* **Task**
The answer must restate every entry below word for word.

** Opening Listed records block **

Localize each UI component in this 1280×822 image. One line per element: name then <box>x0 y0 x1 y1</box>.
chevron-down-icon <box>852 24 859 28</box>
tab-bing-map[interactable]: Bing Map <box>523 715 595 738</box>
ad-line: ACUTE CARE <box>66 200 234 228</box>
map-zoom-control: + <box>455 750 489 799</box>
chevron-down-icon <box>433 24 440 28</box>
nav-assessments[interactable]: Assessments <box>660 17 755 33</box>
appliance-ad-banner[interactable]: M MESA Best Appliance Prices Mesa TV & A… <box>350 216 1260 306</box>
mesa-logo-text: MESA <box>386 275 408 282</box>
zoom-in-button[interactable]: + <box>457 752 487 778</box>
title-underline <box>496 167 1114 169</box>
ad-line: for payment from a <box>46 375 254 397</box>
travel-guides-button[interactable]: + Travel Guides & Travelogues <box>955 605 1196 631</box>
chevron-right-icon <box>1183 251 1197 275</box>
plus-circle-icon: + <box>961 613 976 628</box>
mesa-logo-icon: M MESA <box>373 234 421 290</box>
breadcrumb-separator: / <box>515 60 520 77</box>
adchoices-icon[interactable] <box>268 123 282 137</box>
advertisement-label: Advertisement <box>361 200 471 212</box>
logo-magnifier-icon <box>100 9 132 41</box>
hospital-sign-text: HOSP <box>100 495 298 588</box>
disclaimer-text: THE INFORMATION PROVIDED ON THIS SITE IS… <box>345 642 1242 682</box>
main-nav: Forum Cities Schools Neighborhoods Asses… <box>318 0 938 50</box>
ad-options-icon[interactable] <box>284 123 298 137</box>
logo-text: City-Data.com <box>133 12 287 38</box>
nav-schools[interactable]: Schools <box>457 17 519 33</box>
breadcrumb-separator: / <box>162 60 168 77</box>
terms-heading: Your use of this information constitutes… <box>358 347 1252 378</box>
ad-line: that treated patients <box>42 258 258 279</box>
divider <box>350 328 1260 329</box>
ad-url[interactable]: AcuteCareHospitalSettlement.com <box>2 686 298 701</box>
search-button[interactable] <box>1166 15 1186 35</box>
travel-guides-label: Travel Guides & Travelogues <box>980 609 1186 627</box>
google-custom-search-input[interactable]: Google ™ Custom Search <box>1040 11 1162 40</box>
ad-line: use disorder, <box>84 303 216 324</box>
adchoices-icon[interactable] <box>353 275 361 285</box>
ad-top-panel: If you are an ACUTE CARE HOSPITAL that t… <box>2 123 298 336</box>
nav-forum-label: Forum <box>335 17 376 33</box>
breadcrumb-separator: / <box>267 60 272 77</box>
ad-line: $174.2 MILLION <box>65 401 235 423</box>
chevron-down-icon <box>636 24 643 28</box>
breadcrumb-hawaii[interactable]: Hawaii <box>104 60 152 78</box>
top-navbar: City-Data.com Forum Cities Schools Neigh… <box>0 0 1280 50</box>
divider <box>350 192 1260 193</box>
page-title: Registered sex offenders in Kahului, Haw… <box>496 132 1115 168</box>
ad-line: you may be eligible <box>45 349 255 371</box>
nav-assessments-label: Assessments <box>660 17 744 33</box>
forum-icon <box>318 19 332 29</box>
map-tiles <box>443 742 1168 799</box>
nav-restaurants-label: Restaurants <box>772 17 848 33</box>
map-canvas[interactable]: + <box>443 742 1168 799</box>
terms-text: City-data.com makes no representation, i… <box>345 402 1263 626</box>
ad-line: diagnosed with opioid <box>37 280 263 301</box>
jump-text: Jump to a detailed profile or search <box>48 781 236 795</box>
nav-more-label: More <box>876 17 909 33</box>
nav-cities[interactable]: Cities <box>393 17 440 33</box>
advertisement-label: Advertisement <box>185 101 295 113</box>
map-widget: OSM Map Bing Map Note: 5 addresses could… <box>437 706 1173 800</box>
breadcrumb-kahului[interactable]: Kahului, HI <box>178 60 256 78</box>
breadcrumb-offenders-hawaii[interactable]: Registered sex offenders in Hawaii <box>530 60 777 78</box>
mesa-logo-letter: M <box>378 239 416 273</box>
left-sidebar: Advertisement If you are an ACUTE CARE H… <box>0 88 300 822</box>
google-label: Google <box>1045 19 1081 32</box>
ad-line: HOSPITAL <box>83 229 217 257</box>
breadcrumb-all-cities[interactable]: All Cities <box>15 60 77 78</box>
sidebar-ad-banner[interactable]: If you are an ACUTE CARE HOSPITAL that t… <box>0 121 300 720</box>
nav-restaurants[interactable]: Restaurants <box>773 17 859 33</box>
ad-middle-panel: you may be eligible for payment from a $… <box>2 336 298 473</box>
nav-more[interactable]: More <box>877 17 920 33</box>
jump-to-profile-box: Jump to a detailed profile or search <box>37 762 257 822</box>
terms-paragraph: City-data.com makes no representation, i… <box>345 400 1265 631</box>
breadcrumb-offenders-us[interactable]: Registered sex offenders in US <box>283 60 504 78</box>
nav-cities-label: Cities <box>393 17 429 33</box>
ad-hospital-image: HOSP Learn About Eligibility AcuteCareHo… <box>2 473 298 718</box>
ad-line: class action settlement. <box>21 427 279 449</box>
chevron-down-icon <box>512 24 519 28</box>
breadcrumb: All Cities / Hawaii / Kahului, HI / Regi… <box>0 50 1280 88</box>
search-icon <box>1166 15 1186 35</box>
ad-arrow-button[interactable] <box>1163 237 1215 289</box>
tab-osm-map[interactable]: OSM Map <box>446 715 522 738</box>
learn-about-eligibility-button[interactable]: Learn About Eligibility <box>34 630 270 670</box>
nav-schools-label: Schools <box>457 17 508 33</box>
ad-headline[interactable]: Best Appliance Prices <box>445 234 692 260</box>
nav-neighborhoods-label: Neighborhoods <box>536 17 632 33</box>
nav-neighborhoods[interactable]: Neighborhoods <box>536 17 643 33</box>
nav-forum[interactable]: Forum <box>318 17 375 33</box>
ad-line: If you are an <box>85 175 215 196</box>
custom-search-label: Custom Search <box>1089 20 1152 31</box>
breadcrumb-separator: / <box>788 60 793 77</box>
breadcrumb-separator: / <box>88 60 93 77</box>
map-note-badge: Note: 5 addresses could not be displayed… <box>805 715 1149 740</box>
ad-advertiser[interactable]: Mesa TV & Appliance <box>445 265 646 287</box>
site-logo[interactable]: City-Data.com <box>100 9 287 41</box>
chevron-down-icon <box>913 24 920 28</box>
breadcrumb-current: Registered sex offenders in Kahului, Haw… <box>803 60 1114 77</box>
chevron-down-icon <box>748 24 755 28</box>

** Closing Listed records block **

* **Exercise result**
Localize each UI component in this 1280×822 image. One line per element: name then <box>x0 y0 x1 y1</box>.
chevron-down-icon <box>852 24 859 28</box>
tab-bing-map[interactable]: Bing Map <box>523 715 595 738</box>
ad-line: ACUTE CARE <box>66 200 234 228</box>
map-zoom-control: + <box>455 750 489 799</box>
chevron-down-icon <box>433 24 440 28</box>
nav-assessments[interactable]: Assessments <box>660 17 755 33</box>
appliance-ad-banner[interactable]: M MESA Best Appliance Prices Mesa TV & A… <box>350 216 1260 306</box>
mesa-logo-text: MESA <box>386 275 408 282</box>
zoom-in-button[interactable]: + <box>457 752 487 778</box>
title-underline <box>496 167 1114 169</box>
ad-line: for payment from a <box>46 375 254 397</box>
travel-guides-button[interactable]: + Travel Guides & Travelogues <box>955 605 1196 631</box>
chevron-right-icon <box>1183 251 1197 275</box>
plus-circle-icon: + <box>961 613 976 628</box>
mesa-logo-icon: M MESA <box>373 234 421 290</box>
breadcrumb-separator: / <box>515 60 520 77</box>
adchoices-icon[interactable] <box>268 123 282 137</box>
advertisement-label: Advertisement <box>361 200 471 212</box>
logo-magnifier-icon <box>100 9 132 41</box>
hospital-sign-text: HOSP <box>100 495 298 588</box>
disclaimer-text: THE INFORMATION PROVIDED ON THIS SITE IS… <box>345 642 1242 682</box>
main-nav: Forum Cities Schools Neighborhoods Asses… <box>318 0 938 50</box>
ad-options-icon[interactable] <box>284 123 298 137</box>
logo-text: City-Data.com <box>133 12 287 38</box>
nav-schools[interactable]: Schools <box>457 17 519 33</box>
breadcrumb-separator: / <box>162 60 168 77</box>
terms-heading: Your use of this information constitutes… <box>358 347 1252 378</box>
ad-line: that treated patients <box>42 258 258 279</box>
divider <box>350 328 1260 329</box>
ad-url[interactable]: AcuteCareHospitalSettlement.com <box>2 686 298 701</box>
search-button[interactable] <box>1166 15 1186 35</box>
travel-guides-label: Travel Guides & Travelogues <box>980 609 1186 627</box>
google-custom-search-input[interactable]: Google ™ Custom Search <box>1040 11 1162 40</box>
ad-line: use disorder, <box>84 303 216 324</box>
adchoices-icon[interactable] <box>353 275 361 285</box>
ad-top-panel: If you are an ACUTE CARE HOSPITAL that t… <box>2 123 298 336</box>
nav-forum-label: Forum <box>335 17 376 33</box>
breadcrumb-separator: / <box>267 60 272 77</box>
ad-line: $174.2 MILLION <box>65 401 235 423</box>
chevron-down-icon <box>636 24 643 28</box>
breadcrumb-hawaii[interactable]: Hawaii <box>104 60 152 78</box>
top-navbar: City-Data.com Forum Cities Schools Neigh… <box>0 0 1280 50</box>
divider <box>350 192 1260 193</box>
page-title: Registered sex offenders in Kahului, Haw… <box>496 132 1115 168</box>
ad-line: you may be eligible <box>45 349 255 371</box>
nav-assessments-label: Assessments <box>660 17 744 33</box>
forum-icon <box>318 19 332 29</box>
map-tiles <box>443 742 1168 799</box>
nav-restaurants-label: Restaurants <box>772 17 848 33</box>
map-canvas[interactable]: + <box>443 742 1168 799</box>
terms-text: City-data.com makes no representation, i… <box>345 402 1263 626</box>
ad-line: diagnosed with opioid <box>37 280 263 301</box>
jump-text: Jump to a detailed profile or search <box>48 781 236 795</box>
nav-more-label: More <box>876 17 909 33</box>
nav-cities[interactable]: Cities <box>393 17 440 33</box>
advertisement-label: Advertisement <box>185 101 295 113</box>
map-widget: OSM Map Bing Map Note: 5 addresses could… <box>437 706 1173 800</box>
breadcrumb-kahului[interactable]: Kahului, HI <box>178 60 256 78</box>
breadcrumb-offenders-hawaii[interactable]: Registered sex offenders in Hawaii <box>530 60 777 78</box>
mesa-logo-letter: M <box>378 239 416 273</box>
left-sidebar: Advertisement If you are an ACUTE CARE H… <box>0 88 300 822</box>
google-label: Google <box>1045 19 1081 32</box>
ad-line: HOSPITAL <box>83 229 217 257</box>
breadcrumb-all-cities[interactable]: All Cities <box>15 60 77 78</box>
sidebar-ad-banner[interactable]: If you are an ACUTE CARE HOSPITAL that t… <box>0 121 300 720</box>
nav-restaurants[interactable]: Restaurants <box>773 17 859 33</box>
ad-middle-panel: you may be eligible for payment from a $… <box>2 336 298 473</box>
nav-more[interactable]: More <box>877 17 920 33</box>
jump-to-profile-box: Jump to a detailed profile or search <box>37 762 257 822</box>
terms-paragraph: City-data.com makes no representation, i… <box>345 400 1265 631</box>
breadcrumb-offenders-us[interactable]: Registered sex offenders in US <box>283 60 504 78</box>
nav-cities-label: Cities <box>393 17 429 33</box>
ad-hospital-image: HOSP Learn About Eligibility AcuteCareHo… <box>2 473 298 718</box>
ad-line: class action settlement. <box>21 427 279 449</box>
chevron-down-icon <box>512 24 519 28</box>
breadcrumb: All Cities / Hawaii / Kahului, HI / Regi… <box>0 50 1280 88</box>
search-icon <box>1166 15 1186 35</box>
ad-arrow-button[interactable] <box>1163 237 1215 289</box>
tab-osm-map[interactable]: OSM Map <box>446 715 522 738</box>
learn-about-eligibility-button[interactable]: Learn About Eligibility <box>34 630 270 670</box>
nav-schools-label: Schools <box>457 17 508 33</box>
ad-headline[interactable]: Best Appliance Prices <box>445 234 692 260</box>
nav-neighborhoods-label: Neighborhoods <box>536 17 632 33</box>
nav-neighborhoods[interactable]: Neighborhoods <box>536 17 643 33</box>
nav-forum[interactable]: Forum <box>318 17 375 33</box>
ad-line: If you are an <box>85 175 215 196</box>
custom-search-label: Custom Search <box>1089 20 1152 31</box>
breadcrumb-separator: / <box>788 60 793 77</box>
breadcrumb-separator: / <box>88 60 93 77</box>
map-note-badge: Note: 5 addresses could not be displayed… <box>805 715 1149 740</box>
ad-advertiser[interactable]: Mesa TV & Appliance <box>445 265 646 287</box>
site-logo[interactable]: City-Data.com <box>100 9 287 41</box>
chevron-down-icon <box>913 24 920 28</box>
breadcrumb-current: Registered sex offenders in Kahului, Haw… <box>803 60 1114 77</box>
chevron-down-icon <box>748 24 755 28</box>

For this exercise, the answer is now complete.